>> Start

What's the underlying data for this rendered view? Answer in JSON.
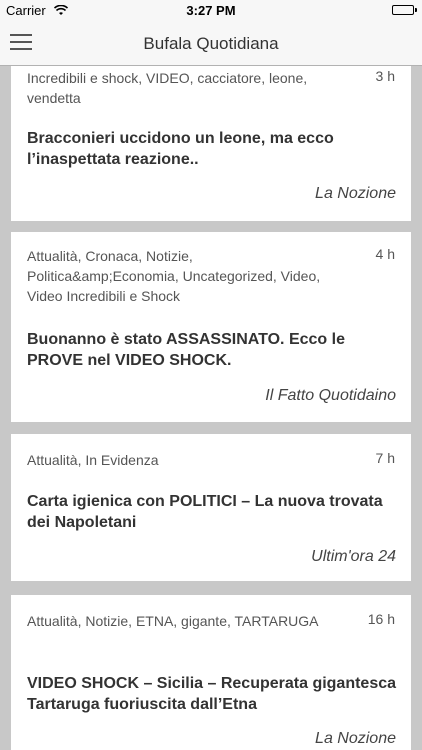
{
  "status_bar": {
    "carrier": "Carrier",
    "time": "3:27 PM"
  },
  "nav": {
    "title": "Bufala Quotidiana"
  },
  "articles": [
    {
      "categories": "Incredibili e shock, VIDEO, cacciatore, leone, vendetta",
      "time": "3 h",
      "headline": "Bracconieri uccidono un leone, ma ecco l’inaspettata reazione..",
      "source": "La Nozione"
    },
    {
      "categories": "Attualità, Cronaca, Notizie, Politica&amp;Economia, Uncategorized, Video, Video Incredibili e Shock",
      "time": "4 h",
      "headline": "Buonanno è stato ASSASSINATO. Ecco le PROVE nel VIDEO SHOCK.",
      "source": "Il Fatto Quotidaino"
    },
    {
      "categories": "Attualità, In Evidenza",
      "time": "7 h",
      "headline": "Carta igienica con POLITICI – La nuova trovata dei Napoletani",
      "source": "Ultim'ora 24"
    },
    {
      "categories": "Attualità, Notizie, ETNA, gigante, TARTARUGA",
      "time": "16 h",
      "headline": "VIDEO SHOCK – Sicilia – Recuperata gigantesca Tartaruga fuoriuscita dall’Etna",
      "source": "La Nozione"
    }
  ]
}
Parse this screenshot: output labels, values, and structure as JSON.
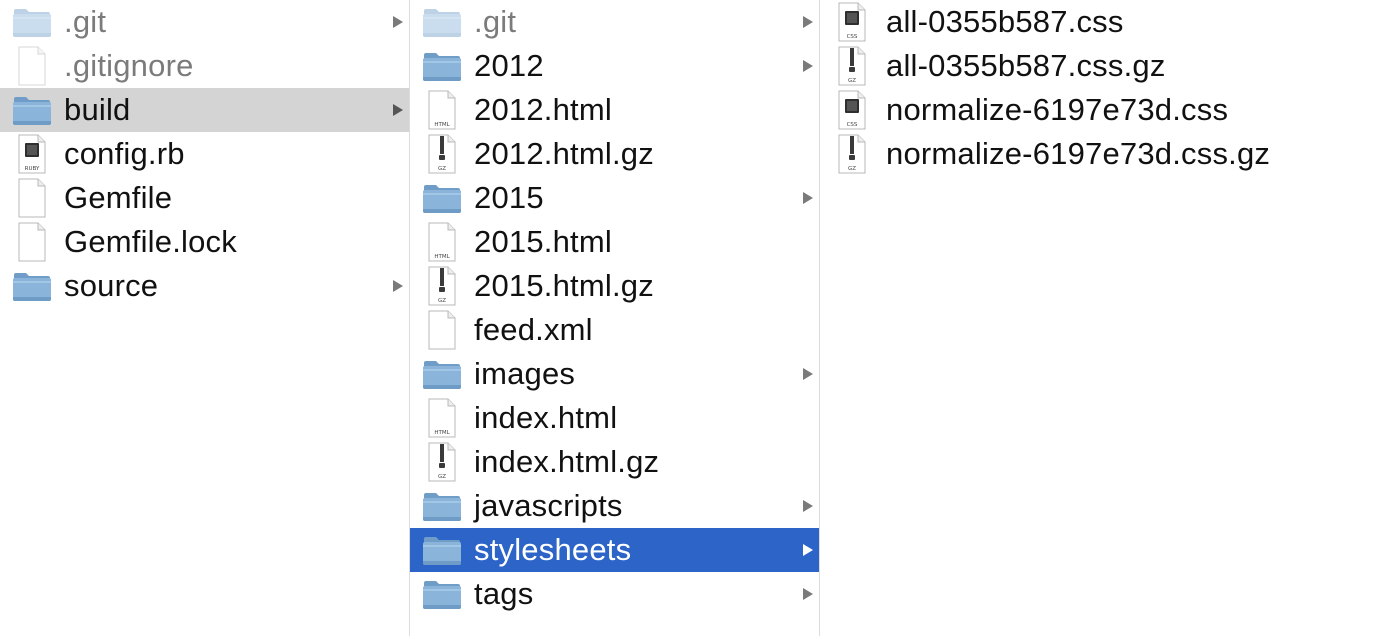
{
  "columns": [
    {
      "items": [
        {
          "name": ".git",
          "type": "folder",
          "hidden": true,
          "has_children": true,
          "selected": false
        },
        {
          "name": ".gitignore",
          "type": "file",
          "hidden": true,
          "has_children": false,
          "selected": false
        },
        {
          "name": "build",
          "type": "folder",
          "hidden": false,
          "has_children": true,
          "selected": "inactive"
        },
        {
          "name": "config.rb",
          "type": "ruby-file",
          "hidden": false,
          "has_children": false,
          "selected": false,
          "icon_label": "RUBY"
        },
        {
          "name": "Gemfile",
          "type": "file",
          "hidden": false,
          "has_children": false,
          "selected": false
        },
        {
          "name": "Gemfile.lock",
          "type": "file",
          "hidden": false,
          "has_children": false,
          "selected": false
        },
        {
          "name": "source",
          "type": "folder",
          "hidden": false,
          "has_children": true,
          "selected": false
        }
      ]
    },
    {
      "items": [
        {
          "name": ".git",
          "type": "folder",
          "hidden": true,
          "has_children": true,
          "selected": false
        },
        {
          "name": "2012",
          "type": "folder",
          "hidden": false,
          "has_children": true,
          "selected": false
        },
        {
          "name": "2012.html",
          "type": "html-file",
          "hidden": false,
          "has_children": false,
          "selected": false,
          "icon_label": "HTML"
        },
        {
          "name": "2012.html.gz",
          "type": "gz-file",
          "hidden": false,
          "has_children": false,
          "selected": false,
          "icon_label": "GZ"
        },
        {
          "name": "2015",
          "type": "folder",
          "hidden": false,
          "has_children": true,
          "selected": false
        },
        {
          "name": "2015.html",
          "type": "html-file",
          "hidden": false,
          "has_children": false,
          "selected": false,
          "icon_label": "HTML"
        },
        {
          "name": "2015.html.gz",
          "type": "gz-file",
          "hidden": false,
          "has_children": false,
          "selected": false,
          "icon_label": "GZ"
        },
        {
          "name": "feed.xml",
          "type": "file",
          "hidden": false,
          "has_children": false,
          "selected": false
        },
        {
          "name": "images",
          "type": "folder",
          "hidden": false,
          "has_children": true,
          "selected": false
        },
        {
          "name": "index.html",
          "type": "html-file",
          "hidden": false,
          "has_children": false,
          "selected": false,
          "icon_label": "HTML"
        },
        {
          "name": "index.html.gz",
          "type": "gz-file",
          "hidden": false,
          "has_children": false,
          "selected": false,
          "icon_label": "GZ"
        },
        {
          "name": "javascripts",
          "type": "folder",
          "hidden": false,
          "has_children": true,
          "selected": false
        },
        {
          "name": "stylesheets",
          "type": "folder",
          "hidden": false,
          "has_children": true,
          "selected": "active"
        },
        {
          "name": "tags",
          "type": "folder",
          "hidden": false,
          "has_children": true,
          "selected": false
        }
      ]
    },
    {
      "items": [
        {
          "name": "all-0355b587.css",
          "type": "css-file",
          "hidden": false,
          "has_children": false,
          "selected": false,
          "icon_label": "CSS"
        },
        {
          "name": "all-0355b587.css.gz",
          "type": "gz-file",
          "hidden": false,
          "has_children": false,
          "selected": false,
          "icon_label": "GZ"
        },
        {
          "name": "normalize-6197e73d.css",
          "type": "css-file",
          "hidden": false,
          "has_children": false,
          "selected": false,
          "icon_label": "CSS"
        },
        {
          "name": "normalize-6197e73d.css.gz",
          "type": "gz-file",
          "hidden": false,
          "has_children": false,
          "selected": false,
          "icon_label": "GZ"
        }
      ]
    }
  ],
  "colors": {
    "selection_active": "#2c64c7",
    "selection_inactive": "#d4d4d4",
    "folder_blue": "#7fa9d2",
    "folder_dark": "#5b8ab9",
    "hidden_text": "#7b7b7b"
  }
}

>> End

Task details –
Search the listing for the word "Notizie" and return each line that holds it.

Worked solution –
      "categories": "Attualità, Cronaca, Notizie, Politica&amp;Economia, Uncategorized, Video, Video Incredibili e Shock",
      "categories": "Attualità, Notizie, ETNA, gigante, TARTARUGA",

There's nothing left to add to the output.